Collect every line that includes the string "Jumlah".

— Begin Extracted entries —

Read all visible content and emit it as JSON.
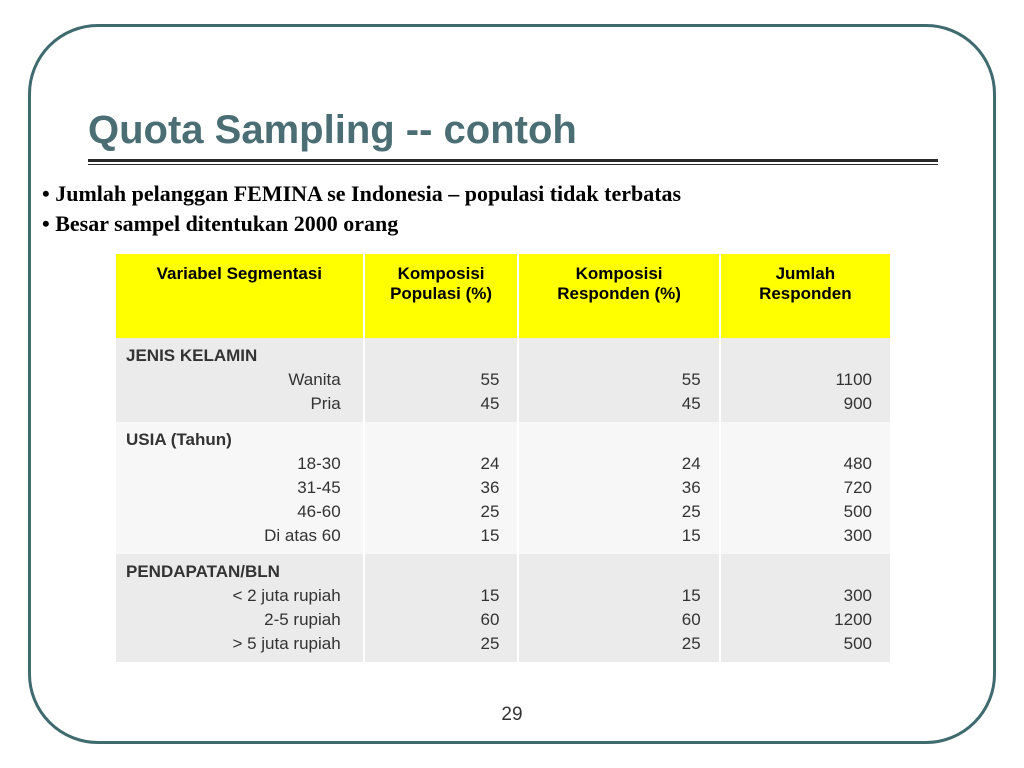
{
  "slide": {
    "title": "Quota Sampling -- contoh",
    "title_color": "#4a6e74",
    "title_fontsize": 40,
    "bullets": [
      "Jumlah pelanggan FEMINA se Indonesia – populasi tidak terbatas",
      "Besar sampel ditentukan 2000 orang"
    ],
    "bullet_fontsize": 22,
    "page_number": "29"
  },
  "table": {
    "header_bg": "#ffff00",
    "band_a_bg": "#ebebeb",
    "band_b_bg": "#f7f7f7",
    "text_color": "#333333",
    "fontsize": 17,
    "columns": [
      "Variabel Segmentasi",
      "Komposisi Populasi (%)",
      "Komposisi Responden (%)",
      "Jumlah Responden"
    ],
    "sections": [
      {
        "label": "JENIS KELAMIN",
        "band": "a",
        "rows": [
          {
            "label": "Wanita",
            "pop": "55",
            "resp": "55",
            "jml": "1100"
          },
          {
            "label": "Pria",
            "pop": "45",
            "resp": "45",
            "jml": "900"
          }
        ]
      },
      {
        "label": "USIA (Tahun)",
        "band": "b",
        "rows": [
          {
            "label": "18-30",
            "pop": "24",
            "resp": "24",
            "jml": "480"
          },
          {
            "label": "31-45",
            "pop": "36",
            "resp": "36",
            "jml": "720"
          },
          {
            "label": "46-60",
            "pop": "25",
            "resp": "25",
            "jml": "500"
          },
          {
            "label": "Di atas 60",
            "pop": "15",
            "resp": "15",
            "jml": "300"
          }
        ]
      },
      {
        "label": "PENDAPATAN/BLN",
        "band": "a",
        "rows": [
          {
            "label": "< 2 juta rupiah",
            "pop": "15",
            "resp": "15",
            "jml": "300"
          },
          {
            "label": "2-5 rupiah",
            "pop": "60",
            "resp": "60",
            "jml": "1200"
          },
          {
            "label": "> 5 juta rupiah",
            "pop": "25",
            "resp": "25",
            "jml": "500"
          }
        ]
      }
    ]
  },
  "frame": {
    "border_color": "#3f6b6f",
    "border_width": 3,
    "border_radius": 70
  }
}
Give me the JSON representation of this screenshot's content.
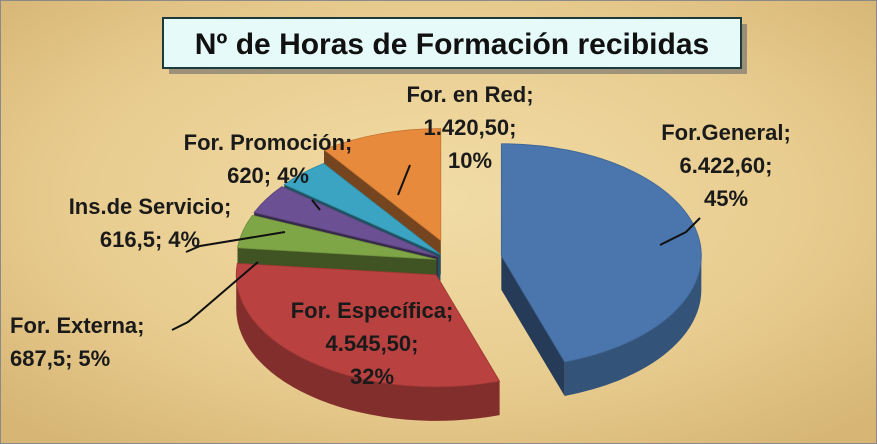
{
  "chart_data": {
    "type": "pie",
    "title": "Nº de Horas de Formación recibidas",
    "categories": [
      "For.General",
      "For. Específica",
      "For. Externa",
      "Ins.de Servicio",
      "For. Promoción",
      "For. en Red"
    ],
    "values": [
      6422.6,
      4545.5,
      687.5,
      616.5,
      620,
      1420.5
    ],
    "value_labels": [
      "6.422,60",
      "4.545,50",
      "687,5",
      "616,5",
      "620",
      "1.420,50"
    ],
    "percentages": [
      45,
      32,
      5,
      4,
      4,
      10
    ],
    "percent_labels": [
      "45%",
      "32%",
      "5%",
      "4%",
      "4%",
      "10%"
    ],
    "label_separator": ";",
    "colors": [
      "#4a76ad",
      "#b9413f",
      "#7fa646",
      "#6b5193",
      "#3ba4c2",
      "#e88a3c"
    ],
    "3d": true
  }
}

— End Extracted entries —

Written answer:
      "Jumlah pelanggan FEMINA se Indonesia – populasi tidak terbatas",
      "Jumlah Responden"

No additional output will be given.